### [WORK TO BE COMPLETED]
Review the lines that follow and copy each one that contains the word "activity".

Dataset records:
________
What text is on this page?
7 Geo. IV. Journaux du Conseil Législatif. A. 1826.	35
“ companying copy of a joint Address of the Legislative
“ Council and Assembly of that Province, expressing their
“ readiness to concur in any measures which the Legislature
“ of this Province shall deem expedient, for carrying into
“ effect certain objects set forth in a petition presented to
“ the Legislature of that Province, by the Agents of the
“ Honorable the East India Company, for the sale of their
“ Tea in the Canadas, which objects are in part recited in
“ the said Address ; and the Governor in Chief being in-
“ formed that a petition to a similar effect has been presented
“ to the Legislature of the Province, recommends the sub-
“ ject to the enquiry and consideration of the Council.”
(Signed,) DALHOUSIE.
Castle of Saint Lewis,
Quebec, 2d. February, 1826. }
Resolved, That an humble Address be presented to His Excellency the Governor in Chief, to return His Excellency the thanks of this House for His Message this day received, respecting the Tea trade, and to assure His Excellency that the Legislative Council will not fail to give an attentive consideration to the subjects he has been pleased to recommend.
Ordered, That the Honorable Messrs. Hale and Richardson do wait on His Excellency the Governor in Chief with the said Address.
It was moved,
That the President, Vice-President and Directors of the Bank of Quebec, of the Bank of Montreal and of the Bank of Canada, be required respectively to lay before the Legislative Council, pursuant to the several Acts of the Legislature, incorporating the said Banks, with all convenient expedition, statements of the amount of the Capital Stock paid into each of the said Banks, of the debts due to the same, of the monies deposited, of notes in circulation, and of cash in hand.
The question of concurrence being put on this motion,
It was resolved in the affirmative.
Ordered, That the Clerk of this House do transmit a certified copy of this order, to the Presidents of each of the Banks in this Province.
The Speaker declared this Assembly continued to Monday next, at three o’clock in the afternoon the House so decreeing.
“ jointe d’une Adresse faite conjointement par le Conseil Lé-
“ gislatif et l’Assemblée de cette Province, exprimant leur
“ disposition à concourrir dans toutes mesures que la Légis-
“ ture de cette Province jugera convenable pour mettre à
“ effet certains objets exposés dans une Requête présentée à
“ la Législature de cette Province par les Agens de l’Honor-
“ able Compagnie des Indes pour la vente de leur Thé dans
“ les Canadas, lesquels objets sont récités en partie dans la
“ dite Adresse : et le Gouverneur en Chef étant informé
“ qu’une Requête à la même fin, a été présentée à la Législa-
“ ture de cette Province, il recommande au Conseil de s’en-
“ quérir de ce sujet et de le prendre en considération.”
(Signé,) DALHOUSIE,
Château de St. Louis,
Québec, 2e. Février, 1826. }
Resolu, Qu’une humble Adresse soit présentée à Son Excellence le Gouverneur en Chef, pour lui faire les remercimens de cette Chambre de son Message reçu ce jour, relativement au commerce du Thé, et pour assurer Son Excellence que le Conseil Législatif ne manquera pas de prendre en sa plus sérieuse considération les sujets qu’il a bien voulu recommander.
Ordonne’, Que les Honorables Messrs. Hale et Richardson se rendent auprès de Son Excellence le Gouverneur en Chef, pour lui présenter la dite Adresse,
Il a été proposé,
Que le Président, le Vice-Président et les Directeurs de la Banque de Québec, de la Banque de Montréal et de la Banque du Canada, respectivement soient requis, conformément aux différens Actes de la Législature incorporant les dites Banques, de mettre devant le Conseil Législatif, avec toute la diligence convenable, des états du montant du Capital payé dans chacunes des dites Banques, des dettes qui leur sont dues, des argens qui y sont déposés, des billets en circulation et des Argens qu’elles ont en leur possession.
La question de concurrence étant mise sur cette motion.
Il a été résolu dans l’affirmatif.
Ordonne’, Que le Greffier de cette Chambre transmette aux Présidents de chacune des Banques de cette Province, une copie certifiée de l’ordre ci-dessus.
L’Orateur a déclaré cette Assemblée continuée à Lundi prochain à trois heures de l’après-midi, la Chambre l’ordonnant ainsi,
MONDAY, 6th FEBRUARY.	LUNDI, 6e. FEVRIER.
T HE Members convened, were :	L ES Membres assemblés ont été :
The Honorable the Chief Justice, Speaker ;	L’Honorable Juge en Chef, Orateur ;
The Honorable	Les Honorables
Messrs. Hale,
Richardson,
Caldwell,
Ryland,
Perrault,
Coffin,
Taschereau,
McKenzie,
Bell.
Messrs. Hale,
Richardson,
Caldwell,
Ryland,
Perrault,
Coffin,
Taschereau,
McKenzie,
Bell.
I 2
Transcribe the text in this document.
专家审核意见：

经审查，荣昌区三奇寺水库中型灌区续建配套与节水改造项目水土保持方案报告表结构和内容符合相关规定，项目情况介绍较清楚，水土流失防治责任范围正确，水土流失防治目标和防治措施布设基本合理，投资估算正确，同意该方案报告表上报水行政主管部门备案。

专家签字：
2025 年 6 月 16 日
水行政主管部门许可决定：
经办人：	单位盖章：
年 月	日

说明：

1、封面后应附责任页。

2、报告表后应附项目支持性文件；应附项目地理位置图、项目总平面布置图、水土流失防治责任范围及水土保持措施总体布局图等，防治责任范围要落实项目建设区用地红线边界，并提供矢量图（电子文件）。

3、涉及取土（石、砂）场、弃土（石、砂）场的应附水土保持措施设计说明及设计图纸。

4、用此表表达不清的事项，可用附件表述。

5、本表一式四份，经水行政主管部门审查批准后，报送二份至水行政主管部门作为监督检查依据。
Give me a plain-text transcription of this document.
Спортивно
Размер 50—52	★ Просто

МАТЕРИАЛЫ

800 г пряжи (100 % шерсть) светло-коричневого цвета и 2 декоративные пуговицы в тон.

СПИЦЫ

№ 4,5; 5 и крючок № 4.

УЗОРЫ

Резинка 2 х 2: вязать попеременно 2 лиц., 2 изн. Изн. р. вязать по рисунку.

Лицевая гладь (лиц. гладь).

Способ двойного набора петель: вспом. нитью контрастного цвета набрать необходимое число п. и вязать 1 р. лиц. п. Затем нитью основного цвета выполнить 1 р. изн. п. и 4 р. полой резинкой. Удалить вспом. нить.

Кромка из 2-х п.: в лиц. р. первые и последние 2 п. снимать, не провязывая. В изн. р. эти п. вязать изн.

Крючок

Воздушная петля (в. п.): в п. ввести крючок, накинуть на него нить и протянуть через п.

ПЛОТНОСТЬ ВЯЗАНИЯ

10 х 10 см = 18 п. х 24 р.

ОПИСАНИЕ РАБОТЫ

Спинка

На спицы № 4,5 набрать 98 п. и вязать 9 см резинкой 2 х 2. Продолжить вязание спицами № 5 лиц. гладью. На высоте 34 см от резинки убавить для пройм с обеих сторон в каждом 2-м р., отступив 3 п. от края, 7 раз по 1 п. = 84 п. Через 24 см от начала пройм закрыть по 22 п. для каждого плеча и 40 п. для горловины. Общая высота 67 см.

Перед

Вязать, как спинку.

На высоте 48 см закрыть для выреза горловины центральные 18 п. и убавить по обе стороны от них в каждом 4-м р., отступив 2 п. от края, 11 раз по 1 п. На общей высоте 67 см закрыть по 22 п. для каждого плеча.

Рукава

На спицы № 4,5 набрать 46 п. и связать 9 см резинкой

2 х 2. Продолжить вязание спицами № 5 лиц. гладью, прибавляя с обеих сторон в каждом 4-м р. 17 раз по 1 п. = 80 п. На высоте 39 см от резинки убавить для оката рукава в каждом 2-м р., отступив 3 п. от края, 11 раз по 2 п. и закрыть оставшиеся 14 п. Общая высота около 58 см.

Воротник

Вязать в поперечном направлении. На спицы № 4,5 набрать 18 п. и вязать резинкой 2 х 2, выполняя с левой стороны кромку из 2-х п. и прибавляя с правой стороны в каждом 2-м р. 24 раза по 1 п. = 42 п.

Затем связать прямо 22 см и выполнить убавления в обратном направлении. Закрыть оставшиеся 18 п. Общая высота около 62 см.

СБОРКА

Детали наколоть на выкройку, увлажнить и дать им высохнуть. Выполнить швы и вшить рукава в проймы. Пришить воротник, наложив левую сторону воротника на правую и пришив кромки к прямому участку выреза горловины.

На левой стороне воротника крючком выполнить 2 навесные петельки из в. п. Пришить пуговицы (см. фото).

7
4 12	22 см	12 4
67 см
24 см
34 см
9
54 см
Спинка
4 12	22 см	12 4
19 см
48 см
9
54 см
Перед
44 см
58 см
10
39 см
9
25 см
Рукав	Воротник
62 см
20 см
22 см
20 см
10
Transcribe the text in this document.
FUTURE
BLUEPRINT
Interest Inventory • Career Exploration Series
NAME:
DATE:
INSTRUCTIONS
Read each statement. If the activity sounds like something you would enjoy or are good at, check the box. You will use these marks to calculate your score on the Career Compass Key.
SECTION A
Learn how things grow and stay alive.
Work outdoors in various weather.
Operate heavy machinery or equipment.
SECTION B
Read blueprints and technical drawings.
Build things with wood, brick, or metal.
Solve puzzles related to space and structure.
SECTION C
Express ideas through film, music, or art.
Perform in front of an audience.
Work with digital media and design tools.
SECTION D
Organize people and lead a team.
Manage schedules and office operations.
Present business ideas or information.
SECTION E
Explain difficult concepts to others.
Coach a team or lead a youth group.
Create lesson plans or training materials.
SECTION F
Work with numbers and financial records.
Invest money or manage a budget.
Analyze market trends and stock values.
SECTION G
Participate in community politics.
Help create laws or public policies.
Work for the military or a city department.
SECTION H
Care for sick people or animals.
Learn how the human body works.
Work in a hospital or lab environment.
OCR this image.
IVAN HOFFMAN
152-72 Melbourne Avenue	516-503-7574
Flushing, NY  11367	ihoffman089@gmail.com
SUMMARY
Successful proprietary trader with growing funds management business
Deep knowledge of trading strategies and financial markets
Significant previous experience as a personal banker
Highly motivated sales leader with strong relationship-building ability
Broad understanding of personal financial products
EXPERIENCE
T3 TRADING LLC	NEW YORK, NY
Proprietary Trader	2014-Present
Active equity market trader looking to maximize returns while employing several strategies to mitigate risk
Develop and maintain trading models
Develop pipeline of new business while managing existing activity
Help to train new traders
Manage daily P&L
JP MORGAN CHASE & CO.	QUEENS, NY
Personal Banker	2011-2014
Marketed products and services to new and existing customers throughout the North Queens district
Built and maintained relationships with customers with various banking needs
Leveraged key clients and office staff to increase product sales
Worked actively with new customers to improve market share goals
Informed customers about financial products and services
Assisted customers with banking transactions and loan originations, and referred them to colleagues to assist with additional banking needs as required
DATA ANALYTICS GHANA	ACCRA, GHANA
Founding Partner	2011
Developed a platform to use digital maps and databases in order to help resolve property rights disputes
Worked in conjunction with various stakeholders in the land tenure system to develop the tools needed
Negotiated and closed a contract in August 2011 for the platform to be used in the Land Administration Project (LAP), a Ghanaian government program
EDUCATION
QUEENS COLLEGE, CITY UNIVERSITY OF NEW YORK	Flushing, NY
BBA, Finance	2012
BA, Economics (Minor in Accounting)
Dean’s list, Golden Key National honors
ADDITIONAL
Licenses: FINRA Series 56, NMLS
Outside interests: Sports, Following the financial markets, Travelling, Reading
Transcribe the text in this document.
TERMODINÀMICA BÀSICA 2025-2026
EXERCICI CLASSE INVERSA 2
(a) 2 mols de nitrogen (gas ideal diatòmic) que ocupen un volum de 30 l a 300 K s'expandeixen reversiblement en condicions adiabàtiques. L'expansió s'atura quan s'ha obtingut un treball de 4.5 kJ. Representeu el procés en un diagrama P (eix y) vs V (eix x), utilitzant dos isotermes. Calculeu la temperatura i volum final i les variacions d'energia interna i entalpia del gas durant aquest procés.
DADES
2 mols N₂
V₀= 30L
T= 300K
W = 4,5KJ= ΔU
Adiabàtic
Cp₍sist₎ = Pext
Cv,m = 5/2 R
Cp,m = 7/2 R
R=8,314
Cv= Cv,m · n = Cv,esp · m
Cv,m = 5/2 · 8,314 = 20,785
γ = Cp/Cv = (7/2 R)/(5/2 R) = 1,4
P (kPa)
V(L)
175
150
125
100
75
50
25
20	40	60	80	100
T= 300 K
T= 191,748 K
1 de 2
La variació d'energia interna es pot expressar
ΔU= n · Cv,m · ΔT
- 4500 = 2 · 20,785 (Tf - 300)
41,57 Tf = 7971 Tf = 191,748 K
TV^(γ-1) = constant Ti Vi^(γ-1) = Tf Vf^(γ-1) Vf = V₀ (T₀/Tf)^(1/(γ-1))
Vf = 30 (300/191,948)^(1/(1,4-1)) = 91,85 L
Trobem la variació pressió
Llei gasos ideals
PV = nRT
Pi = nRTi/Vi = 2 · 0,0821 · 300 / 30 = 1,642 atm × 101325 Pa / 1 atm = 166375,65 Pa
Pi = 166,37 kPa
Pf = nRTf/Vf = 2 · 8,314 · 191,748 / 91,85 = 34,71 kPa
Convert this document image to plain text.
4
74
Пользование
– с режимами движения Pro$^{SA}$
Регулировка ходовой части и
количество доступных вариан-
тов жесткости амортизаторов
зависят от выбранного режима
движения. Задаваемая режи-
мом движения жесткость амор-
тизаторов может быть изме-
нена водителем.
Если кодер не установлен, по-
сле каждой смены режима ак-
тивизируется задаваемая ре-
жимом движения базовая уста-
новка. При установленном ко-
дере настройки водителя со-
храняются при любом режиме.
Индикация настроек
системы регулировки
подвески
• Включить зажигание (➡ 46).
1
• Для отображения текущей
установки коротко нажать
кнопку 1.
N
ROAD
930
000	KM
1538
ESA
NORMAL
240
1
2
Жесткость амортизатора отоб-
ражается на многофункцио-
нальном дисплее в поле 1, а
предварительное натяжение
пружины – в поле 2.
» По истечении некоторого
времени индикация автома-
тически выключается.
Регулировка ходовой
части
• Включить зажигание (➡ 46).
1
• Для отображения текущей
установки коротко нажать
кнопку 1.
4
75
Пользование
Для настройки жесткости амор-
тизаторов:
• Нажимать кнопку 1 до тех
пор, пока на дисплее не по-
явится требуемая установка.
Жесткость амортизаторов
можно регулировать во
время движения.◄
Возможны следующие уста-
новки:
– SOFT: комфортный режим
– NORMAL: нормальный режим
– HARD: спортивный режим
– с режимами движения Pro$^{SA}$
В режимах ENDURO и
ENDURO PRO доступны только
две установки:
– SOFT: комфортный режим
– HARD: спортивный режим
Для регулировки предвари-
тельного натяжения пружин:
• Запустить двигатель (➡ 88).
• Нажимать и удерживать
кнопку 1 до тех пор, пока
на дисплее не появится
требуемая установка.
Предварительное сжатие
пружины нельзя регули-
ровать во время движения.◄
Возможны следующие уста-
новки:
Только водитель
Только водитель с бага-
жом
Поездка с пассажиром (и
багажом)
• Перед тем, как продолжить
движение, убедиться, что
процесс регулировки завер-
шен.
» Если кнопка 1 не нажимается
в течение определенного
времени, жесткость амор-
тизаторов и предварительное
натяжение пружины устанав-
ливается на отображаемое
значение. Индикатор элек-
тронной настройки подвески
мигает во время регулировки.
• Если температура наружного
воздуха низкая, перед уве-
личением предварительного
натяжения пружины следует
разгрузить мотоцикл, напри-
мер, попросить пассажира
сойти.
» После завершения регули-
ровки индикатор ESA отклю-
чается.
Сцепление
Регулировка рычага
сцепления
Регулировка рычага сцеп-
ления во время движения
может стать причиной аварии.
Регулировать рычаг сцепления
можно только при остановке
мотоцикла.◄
________
### [ANSWER FOR THIS EXERCISE]
Read each statement. If the activity sounds like something you would enjoy or are good at, check the box. You will use these marks to calculate your score on the Career Compass Key.
Develop pipeline of new business while managing existing activity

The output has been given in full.